:: Records provided ::

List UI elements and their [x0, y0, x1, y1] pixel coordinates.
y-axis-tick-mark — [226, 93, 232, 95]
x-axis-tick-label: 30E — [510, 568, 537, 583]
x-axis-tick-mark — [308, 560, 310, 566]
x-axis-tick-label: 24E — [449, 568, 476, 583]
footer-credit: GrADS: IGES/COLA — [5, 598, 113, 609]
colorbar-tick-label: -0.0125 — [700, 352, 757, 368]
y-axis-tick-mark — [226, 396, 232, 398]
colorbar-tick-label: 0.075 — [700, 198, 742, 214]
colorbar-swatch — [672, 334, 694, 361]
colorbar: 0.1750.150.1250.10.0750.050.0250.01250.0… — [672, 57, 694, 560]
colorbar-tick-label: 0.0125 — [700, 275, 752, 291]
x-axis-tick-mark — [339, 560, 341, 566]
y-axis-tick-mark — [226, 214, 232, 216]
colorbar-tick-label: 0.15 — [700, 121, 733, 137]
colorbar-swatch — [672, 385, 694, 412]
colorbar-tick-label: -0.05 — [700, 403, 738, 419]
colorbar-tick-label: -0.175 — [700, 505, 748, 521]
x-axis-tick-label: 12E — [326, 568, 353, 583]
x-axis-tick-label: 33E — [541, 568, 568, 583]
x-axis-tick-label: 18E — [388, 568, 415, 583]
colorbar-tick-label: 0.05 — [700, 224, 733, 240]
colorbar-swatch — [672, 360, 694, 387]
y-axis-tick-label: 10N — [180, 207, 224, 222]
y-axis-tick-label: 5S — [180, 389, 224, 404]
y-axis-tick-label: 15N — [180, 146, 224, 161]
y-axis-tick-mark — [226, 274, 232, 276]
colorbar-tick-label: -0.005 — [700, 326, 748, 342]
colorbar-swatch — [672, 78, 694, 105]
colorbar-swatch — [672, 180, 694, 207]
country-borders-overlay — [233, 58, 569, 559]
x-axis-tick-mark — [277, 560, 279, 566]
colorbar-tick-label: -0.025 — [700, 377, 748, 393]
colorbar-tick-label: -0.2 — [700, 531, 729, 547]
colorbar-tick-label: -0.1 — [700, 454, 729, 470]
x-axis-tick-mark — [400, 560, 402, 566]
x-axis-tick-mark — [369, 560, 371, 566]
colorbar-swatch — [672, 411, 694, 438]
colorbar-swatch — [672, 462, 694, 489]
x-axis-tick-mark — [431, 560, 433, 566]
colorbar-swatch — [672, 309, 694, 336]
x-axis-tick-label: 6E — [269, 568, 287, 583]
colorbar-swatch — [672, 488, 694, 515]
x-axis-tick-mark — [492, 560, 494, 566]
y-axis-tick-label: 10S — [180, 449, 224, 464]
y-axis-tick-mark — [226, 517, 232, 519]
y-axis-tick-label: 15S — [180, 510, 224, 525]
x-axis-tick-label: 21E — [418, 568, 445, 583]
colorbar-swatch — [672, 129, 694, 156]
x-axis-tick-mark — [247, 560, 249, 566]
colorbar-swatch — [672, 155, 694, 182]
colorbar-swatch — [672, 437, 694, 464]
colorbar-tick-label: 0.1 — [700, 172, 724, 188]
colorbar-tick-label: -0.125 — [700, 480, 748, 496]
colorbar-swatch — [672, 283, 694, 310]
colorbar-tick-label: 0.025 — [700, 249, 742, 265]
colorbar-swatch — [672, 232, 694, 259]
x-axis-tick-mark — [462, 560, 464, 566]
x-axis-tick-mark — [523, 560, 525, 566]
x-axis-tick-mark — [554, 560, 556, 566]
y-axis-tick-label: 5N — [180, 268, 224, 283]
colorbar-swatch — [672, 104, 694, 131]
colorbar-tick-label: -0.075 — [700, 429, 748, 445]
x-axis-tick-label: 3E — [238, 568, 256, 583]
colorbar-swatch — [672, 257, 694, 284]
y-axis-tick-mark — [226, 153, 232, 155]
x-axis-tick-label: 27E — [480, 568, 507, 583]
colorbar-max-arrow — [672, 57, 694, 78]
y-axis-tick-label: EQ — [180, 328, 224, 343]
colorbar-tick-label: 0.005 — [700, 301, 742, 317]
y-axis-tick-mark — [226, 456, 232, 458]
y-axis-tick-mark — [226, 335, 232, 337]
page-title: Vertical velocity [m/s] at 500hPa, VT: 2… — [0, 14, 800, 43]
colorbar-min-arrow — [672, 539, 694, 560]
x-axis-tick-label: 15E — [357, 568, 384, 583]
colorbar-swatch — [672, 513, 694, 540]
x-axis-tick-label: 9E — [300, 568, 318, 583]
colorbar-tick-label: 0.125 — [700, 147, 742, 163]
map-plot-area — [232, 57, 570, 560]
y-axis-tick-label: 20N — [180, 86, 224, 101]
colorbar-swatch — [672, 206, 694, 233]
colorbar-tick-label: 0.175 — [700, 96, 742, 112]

:::

▶ Task to complete
Turn every line of the items above into a numbered list, leaving out any blank lines.

▶ Response for this exercise
1. List UI elements and their [x0, y0, x1, y1] pixel coordinates.
2. y-axis-tick-mark — [226, 93, 232, 95]
3. x-axis-tick-label: 30E — [510, 568, 537, 583]
4. x-axis-tick-mark — [308, 560, 310, 566]
5. x-axis-tick-label: 24E — [449, 568, 476, 583]
6. footer-credit: GrADS: IGES/COLA — [5, 598, 113, 609]
7. colorbar-tick-label: -0.0125 — [700, 352, 757, 368]
8. y-axis-tick-mark — [226, 396, 232, 398]
9. colorbar-tick-label: 0.075 — [700, 198, 742, 214]
10. colorbar-swatch — [672, 334, 694, 361]
11. colorbar: 0.1750.150.1250.10.0750.050.0250.01250.0… — [672, 57, 694, 560]
12. colorbar-tick-label: 0.0125 — [700, 275, 752, 291]
13. x-axis-tick-mark — [339, 560, 341, 566]
14. y-axis-tick-mark — [226, 214, 232, 216]
15. colorbar-tick-label: 0.15 — [700, 121, 733, 137]
16. colorbar-swatch — [672, 385, 694, 412]
17. colorbar-tick-label: -0.05 — [700, 403, 738, 419]
18. colorbar-tick-label: -0.175 — [700, 505, 748, 521]
19. x-axis-tick-label: 12E — [326, 568, 353, 583]
20. x-axis-tick-label: 33E — [541, 568, 568, 583]
21. x-axis-tick-label: 18E — [388, 568, 415, 583]
22. colorbar-tick-label: 0.05 — [700, 224, 733, 240]
23. colorbar-swatch — [672, 360, 694, 387]
24. y-axis-tick-label: 10N — [180, 207, 224, 222]
25. y-axis-tick-label: 5S — [180, 389, 224, 404]
26. y-axis-tick-label: 15N — [180, 146, 224, 161]
27. y-axis-tick-mark — [226, 274, 232, 276]
28. colorbar-tick-label: -0.005 — [700, 326, 748, 342]
29. colorbar-swatch — [672, 78, 694, 105]
30. colorbar-swatch — [672, 180, 694, 207]
31. country-borders-overlay — [233, 58, 569, 559]
32. x-axis-tick-mark — [277, 560, 279, 566]
33. colorbar-tick-label: -0.025 — [700, 377, 748, 393]
34. colorbar-tick-label: -0.2 — [700, 531, 729, 547]
35. colorbar-tick-label: -0.1 — [700, 454, 729, 470]
36. x-axis-tick-mark — [400, 560, 402, 566]
37. x-axis-tick-mark — [369, 560, 371, 566]
38. colorbar-swatch — [672, 411, 694, 438]
39. colorbar-swatch — [672, 462, 694, 489]
40. x-axis-tick-mark — [431, 560, 433, 566]
41. colorbar-swatch — [672, 309, 694, 336]
42. x-axis-tick-label: 6E — [269, 568, 287, 583]
43. colorbar-swatch — [672, 488, 694, 515]
44. x-axis-tick-mark — [492, 560, 494, 566]
45. y-axis-tick-label: 10S — [180, 449, 224, 464]
46. y-axis-tick-mark — [226, 517, 232, 519]
47. y-axis-tick-label: 15S — [180, 510, 224, 525]
48. x-axis-tick-label: 21E — [418, 568, 445, 583]
49. colorbar-swatch — [672, 129, 694, 156]
50. x-axis-tick-mark — [247, 560, 249, 566]
51. colorbar-swatch — [672, 155, 694, 182]
52. colorbar-swatch — [672, 437, 694, 464]
53. colorbar-tick-label: 0.1 — [700, 172, 724, 188]
54. colorbar-tick-label: -0.125 — [700, 480, 748, 496]
55. colorbar-swatch — [672, 283, 694, 310]
56. colorbar-tick-label: 0.025 — [700, 249, 742, 265]
57. colorbar-swatch — [672, 232, 694, 259]
58. x-axis-tick-mark — [462, 560, 464, 566]
59. x-axis-tick-mark — [523, 560, 525, 566]
60. x-axis-tick-mark — [554, 560, 556, 566]
61. y-axis-tick-label: 5N — [180, 268, 224, 283]
62. colorbar-swatch — [672, 104, 694, 131]
63. colorbar-tick-label: -0.075 — [700, 429, 748, 445]
64. x-axis-tick-label: 3E — [238, 568, 256, 583]
65. colorbar-swatch — [672, 257, 694, 284]
66. y-axis-tick-mark — [226, 153, 232, 155]
67. x-axis-tick-label: 27E — [480, 568, 507, 583]
68. colorbar-max-arrow — [672, 57, 694, 78]
69. y-axis-tick-label: EQ — [180, 328, 224, 343]
70. colorbar-tick-label: 0.005 — [700, 301, 742, 317]
71. y-axis-tick-mark — [226, 456, 232, 458]
72. y-axis-tick-mark — [226, 335, 232, 337]
73. page-title: Vertical velocity [m/s] at 500hPa, VT: 2… — [0, 14, 800, 43]
74. colorbar-min-arrow — [672, 539, 694, 560]
75. x-axis-tick-label: 15E — [357, 568, 384, 583]
76. colorbar-swatch — [672, 513, 694, 540]
77. x-axis-tick-label: 9E — [300, 568, 318, 583]
78. colorbar-tick-label: 0.125 — [700, 147, 742, 163]
79. map-plot-area — [232, 57, 570, 560]
80. y-axis-tick-label: 20N — [180, 86, 224, 101]
81. colorbar-swatch — [672, 206, 694, 233]
82. colorbar-tick-label: 0.175 — [700, 96, 742, 112]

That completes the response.